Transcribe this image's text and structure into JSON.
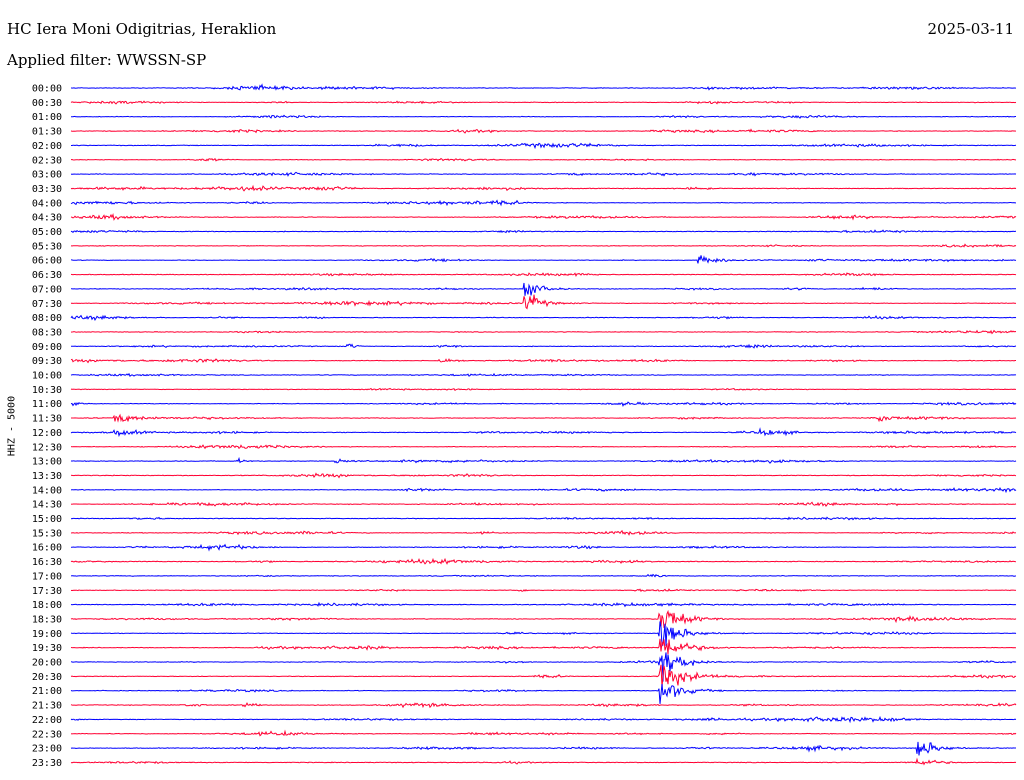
{
  "header": {
    "station": "HC Iera Moni Odigitrias, Heraklion",
    "date": "2025-03-11",
    "filter": "Applied filter: WWSSN-SP"
  },
  "colors": {
    "even": "#0000ff",
    "odd": "#ff0033"
  },
  "chart_data": {
    "type": "line",
    "title": "HC Iera Moni Odigitrias, Heraklion",
    "ylabel": "HHZ - 5000",
    "time_labels": [
      "00:00",
      "00:30",
      "01:00",
      "01:30",
      "02:00",
      "02:30",
      "03:00",
      "03:30",
      "04:00",
      "04:30",
      "05:00",
      "05:30",
      "06:00",
      "06:30",
      "07:00",
      "07:30",
      "08:00",
      "08:30",
      "09:00",
      "09:30",
      "10:00",
      "10:30",
      "11:00",
      "11:30",
      "12:00",
      "12:30",
      "13:00",
      "13:30",
      "14:00",
      "14:30",
      "15:00",
      "15:30",
      "16:00",
      "16:30",
      "17:00",
      "17:30",
      "18:00",
      "18:30",
      "19:00",
      "19:30",
      "20:00",
      "20:30",
      "21:00",
      "21:30",
      "22:00",
      "22:30",
      "23:00",
      "23:30"
    ],
    "trace_colors": "alternating blue/red per 30-minute row",
    "events": [
      {
        "row": 12,
        "minute": 20,
        "amplitude": 0.85,
        "duration_min": 1.8
      },
      {
        "row": 14,
        "minute": 14.5,
        "amplitude": 2.4,
        "duration_min": 1.0
      },
      {
        "row": 15,
        "minute": 14.5,
        "amplitude": 2.0,
        "duration_min": 1.2
      },
      {
        "row": 18,
        "minute": 8.9,
        "amplitude": 0.5,
        "duration_min": 0.6
      },
      {
        "row": 19,
        "minute": 11.8,
        "amplitude": 0.6,
        "duration_min": 1.0
      },
      {
        "row": 23,
        "minute": 1.5,
        "amplitude": 0.95,
        "duration_min": 2.0
      },
      {
        "row": 23,
        "minute": 25.8,
        "amplitude": 0.75,
        "duration_min": 0.6
      },
      {
        "row": 24,
        "minute": 1.5,
        "amplitude": 0.6,
        "duration_min": 2.0
      },
      {
        "row": 24,
        "minute": 22.0,
        "amplitude": 0.8,
        "duration_min": 0.9
      },
      {
        "row": 26,
        "minute": 5.4,
        "amplitude": 0.55,
        "duration_min": 0.4
      },
      {
        "row": 26,
        "minute": 8.5,
        "amplitude": 0.55,
        "duration_min": 1.3
      },
      {
        "row": 35,
        "minute": 14.3,
        "amplitude": 0.45,
        "duration_min": 0.4
      },
      {
        "row": 37,
        "minute": 18.8,
        "amplitude": 3.6,
        "duration_min": 1.6
      },
      {
        "row": 38,
        "minute": 18.8,
        "amplitude": 3.3,
        "duration_min": 1.6
      },
      {
        "row": 39,
        "minute": 18.8,
        "amplitude": 3.6,
        "duration_min": 1.6
      },
      {
        "row": 40,
        "minute": 18.8,
        "amplitude": 3.0,
        "duration_min": 1.6
      },
      {
        "row": 41,
        "minute": 18.8,
        "amplitude": 3.6,
        "duration_min": 1.6
      },
      {
        "row": 42,
        "minute": 18.8,
        "amplitude": 3.0,
        "duration_min": 1.6
      },
      {
        "row": 43,
        "minute": 5.6,
        "amplitude": 0.7,
        "duration_min": 0.5
      },
      {
        "row": 46,
        "minute": 27.0,
        "amplitude": 2.2,
        "duration_min": 1.4
      },
      {
        "row": 47,
        "minute": 27.0,
        "amplitude": 0.7,
        "duration_min": 1.0
      }
    ]
  }
}
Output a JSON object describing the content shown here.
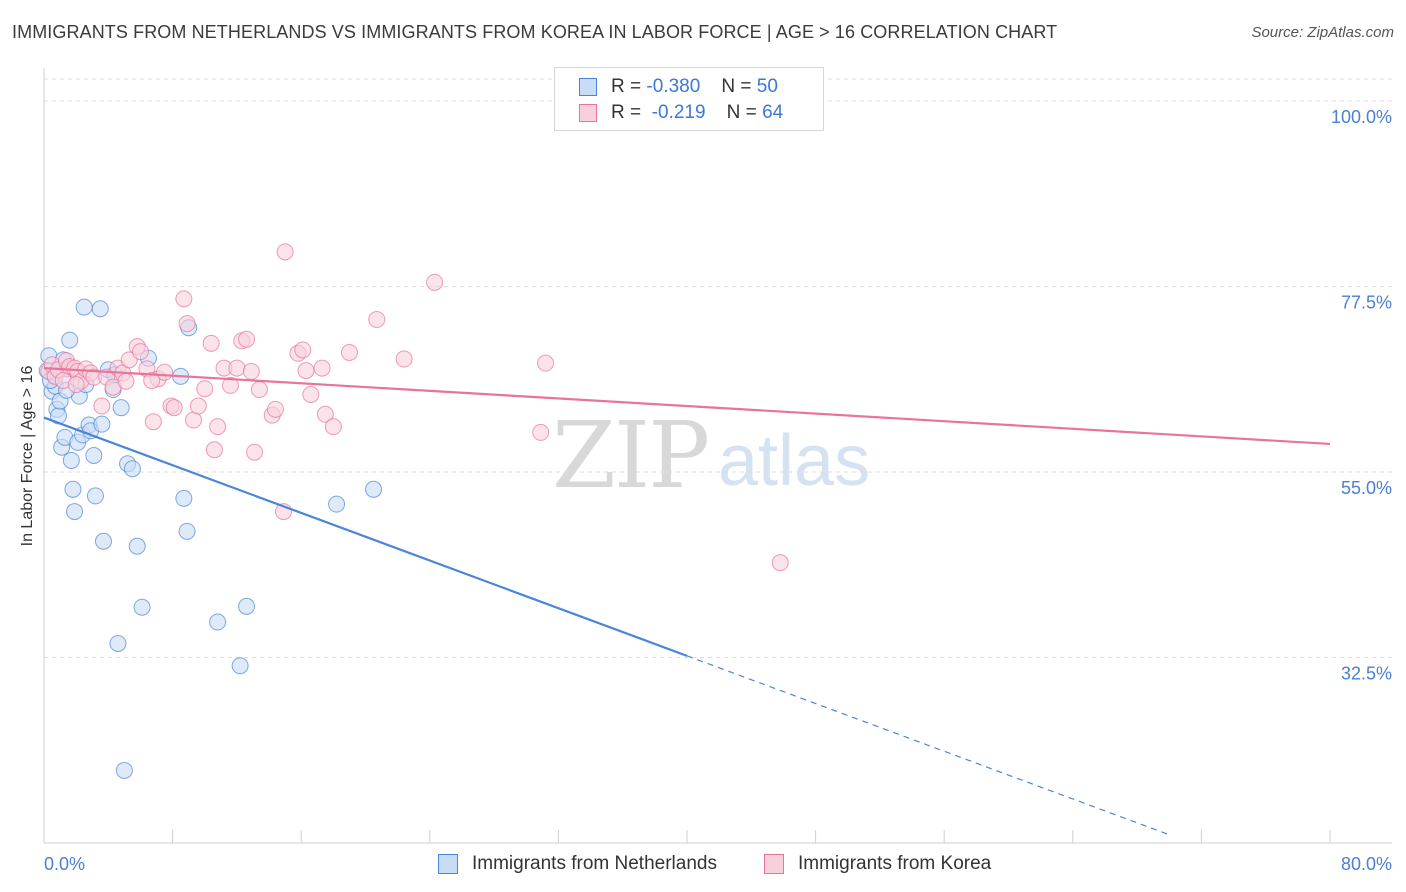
********
◆ PROBLEM
Find every line in the records that contains the word "Odigitrias"; copy those lines.

◆ FINISHED ANSWER
    "station": "HC Iera Moni Odigitrias, Heraklion",
    "title": "HC Iera Moni Odigitrias, Heraklion",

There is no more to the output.